§ Directions for this task
Repeat the listing in full, word for word.

Dataset items
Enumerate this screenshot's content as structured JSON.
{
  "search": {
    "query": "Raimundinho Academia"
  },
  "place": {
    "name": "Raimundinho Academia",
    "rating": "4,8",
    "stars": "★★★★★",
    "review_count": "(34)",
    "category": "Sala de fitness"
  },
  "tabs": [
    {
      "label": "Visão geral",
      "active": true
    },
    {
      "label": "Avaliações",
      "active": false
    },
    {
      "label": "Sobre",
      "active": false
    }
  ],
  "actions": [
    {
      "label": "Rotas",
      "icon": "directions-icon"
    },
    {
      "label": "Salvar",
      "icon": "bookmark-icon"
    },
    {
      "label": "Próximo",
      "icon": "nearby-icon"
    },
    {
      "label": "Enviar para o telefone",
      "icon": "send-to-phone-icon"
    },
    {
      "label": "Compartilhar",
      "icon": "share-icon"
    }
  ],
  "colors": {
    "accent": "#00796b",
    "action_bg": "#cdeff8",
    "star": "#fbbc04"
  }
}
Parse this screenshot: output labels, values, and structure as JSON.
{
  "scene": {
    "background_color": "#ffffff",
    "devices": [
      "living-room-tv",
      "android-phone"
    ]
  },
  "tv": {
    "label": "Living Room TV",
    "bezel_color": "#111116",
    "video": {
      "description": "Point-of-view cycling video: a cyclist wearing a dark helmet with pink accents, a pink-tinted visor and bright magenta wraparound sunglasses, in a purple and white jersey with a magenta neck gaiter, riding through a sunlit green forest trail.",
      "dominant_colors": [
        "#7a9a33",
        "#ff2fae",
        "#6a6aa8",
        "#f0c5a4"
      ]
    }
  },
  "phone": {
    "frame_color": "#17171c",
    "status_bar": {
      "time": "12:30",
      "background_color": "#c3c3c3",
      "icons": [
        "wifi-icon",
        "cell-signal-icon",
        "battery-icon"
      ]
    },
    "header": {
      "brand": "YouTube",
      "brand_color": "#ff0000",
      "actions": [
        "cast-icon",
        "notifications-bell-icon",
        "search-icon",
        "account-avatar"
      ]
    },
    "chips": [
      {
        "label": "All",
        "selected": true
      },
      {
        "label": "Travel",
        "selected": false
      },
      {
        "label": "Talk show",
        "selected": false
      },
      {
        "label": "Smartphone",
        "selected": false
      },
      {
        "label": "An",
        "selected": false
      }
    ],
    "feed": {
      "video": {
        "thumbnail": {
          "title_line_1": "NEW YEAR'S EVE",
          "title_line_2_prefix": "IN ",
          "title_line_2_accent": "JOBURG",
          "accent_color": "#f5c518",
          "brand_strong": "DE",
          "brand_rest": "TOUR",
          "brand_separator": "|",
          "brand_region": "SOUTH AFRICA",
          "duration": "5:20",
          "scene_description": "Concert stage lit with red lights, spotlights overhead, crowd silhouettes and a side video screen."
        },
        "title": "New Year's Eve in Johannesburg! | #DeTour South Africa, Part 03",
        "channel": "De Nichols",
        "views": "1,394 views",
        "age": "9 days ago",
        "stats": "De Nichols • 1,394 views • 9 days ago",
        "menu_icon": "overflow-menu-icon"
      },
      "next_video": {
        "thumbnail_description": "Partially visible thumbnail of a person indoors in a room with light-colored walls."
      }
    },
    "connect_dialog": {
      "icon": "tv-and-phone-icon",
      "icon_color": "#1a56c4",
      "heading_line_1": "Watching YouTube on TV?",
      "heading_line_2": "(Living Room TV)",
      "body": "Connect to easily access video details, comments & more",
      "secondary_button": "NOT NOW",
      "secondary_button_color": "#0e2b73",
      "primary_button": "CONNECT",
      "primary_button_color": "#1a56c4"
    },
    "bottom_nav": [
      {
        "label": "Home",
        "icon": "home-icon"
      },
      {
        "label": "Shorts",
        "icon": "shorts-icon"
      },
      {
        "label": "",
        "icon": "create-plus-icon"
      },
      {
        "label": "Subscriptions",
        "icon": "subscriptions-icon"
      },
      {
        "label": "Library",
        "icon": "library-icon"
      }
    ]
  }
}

§ Correct output
Enumerate this screenshot's content as structured JSON.
{
  "search": {
    "query": "Raimundinho Academia"
  },
  "place": {
    "name": "Raimundinho Academia",
    "rating": "4,8",
    "stars": "★★★★★",
    "review_count": "(34)",
    "category": "Sala de fitness"
  },
  "tabs": [
    {
      "label": "Visão geral",
      "active": true
    },
    {
      "label": "Avaliações",
      "active": false
    },
    {
      "label": "Sobre",
      "active": false
    }
  ],
  "actions": [
    {
      "label": "Rotas",
      "icon": "directions-icon"
    },
    {
      "label": "Salvar",
      "icon": "bookmark-icon"
    },
    {
      "label": "Próximo",
      "icon": "nearby-icon"
    },
    {
      "label": "Enviar para o telefone",
      "icon": "send-to-phone-icon"
    },
    {
      "label": "Compartilhar",
      "icon": "share-icon"
    }
  ],
  "colors": {
    "accent": "#00796b",
    "action_bg": "#cdeff8",
    "star": "#fbbc04"
  }
}
Parse this screenshot: output labels, values, and structure as JSON.
{
  "scene": {
    "background_color": "#ffffff",
    "devices": [
      "living-room-tv",
      "android-phone"
    ]
  },
  "tv": {
    "label": "Living Room TV",
    "bezel_color": "#111116",
    "video": {
      "description": "Point-of-view cycling video: a cyclist wearing a dark helmet with pink accents, a pink-tinted visor and bright magenta wraparound sunglasses, in a purple and white jersey with a magenta neck gaiter, riding through a sunlit green forest trail.",
      "dominant_colors": [
        "#7a9a33",
        "#ff2fae",
        "#6a6aa8",
        "#f0c5a4"
      ]
    }
  },
  "phone": {
    "frame_color": "#17171c",
    "status_bar": {
      "time": "12:30",
      "background_color": "#c3c3c3",
      "icons": [
        "wifi-icon",
        "cell-signal-icon",
        "battery-icon"
      ]
    },
    "header": {
      "brand": "YouTube",
      "brand_color": "#ff0000",
      "actions": [
        "cast-icon",
        "notifications-bell-icon",
        "search-icon",
        "account-avatar"
      ]
    },
    "chips": [
      {
        "label": "All",
        "selected": true
      },
      {
        "label": "Travel",
        "selected": false
      },
      {
        "label": "Talk show",
        "selected": false
      },
      {
        "label": "Smartphone",
        "selected": false
      },
      {
        "label": "An",
        "selected": false
      }
    ],
    "feed": {
      "video": {
        "thumbnail": {
          "title_line_1": "NEW YEAR'S EVE",
          "title_line_2_prefix": "IN ",
          "title_line_2_accent": "JOBURG",
          "accent_color": "#f5c518",
          "brand_strong": "DE",
          "brand_rest": "TOUR",
          "brand_separator": "|",
          "brand_region": "SOUTH AFRICA",
          "duration": "5:20",
          "scene_description": "Concert stage lit with red lights, spotlights overhead, crowd silhouettes and a side video screen."
        },
        "title": "New Year's Eve in Johannesburg! | #DeTour South Africa, Part 03",
        "channel": "De Nichols",
        "views": "1,394 views",
        "age": "9 days ago",
        "stats": "De Nichols • 1,394 views • 9 days ago",
        "menu_icon": "overflow-menu-icon"
      },
      "next_video": {
        "thumbnail_description": "Partially visible thumbnail of a person indoors in a room with light-colored walls."
      }
    },
    "connect_dialog": {
      "icon": "tv-and-phone-icon",
      "icon_color": "#1a56c4",
      "heading_line_1": "Watching YouTube on TV?",
      "heading_line_2": "(Living Room TV)",
      "body": "Connect to easily access video details, comments & more",
      "secondary_button": "NOT NOW",
      "secondary_button_color": "#0e2b73",
      "primary_button": "CONNECT",
      "primary_button_color": "#1a56c4"
    },
    "bottom_nav": [
      {
        "label": "Home",
        "icon": "home-icon"
      },
      {
        "label": "Shorts",
        "icon": "shorts-icon"
      },
      {
        "label": "",
        "icon": "create-plus-icon"
      },
      {
        "label": "Subscriptions",
        "icon": "subscriptions-icon"
      },
      {
        "label": "Library",
        "icon": "library-icon"
      }
    ]
  }
}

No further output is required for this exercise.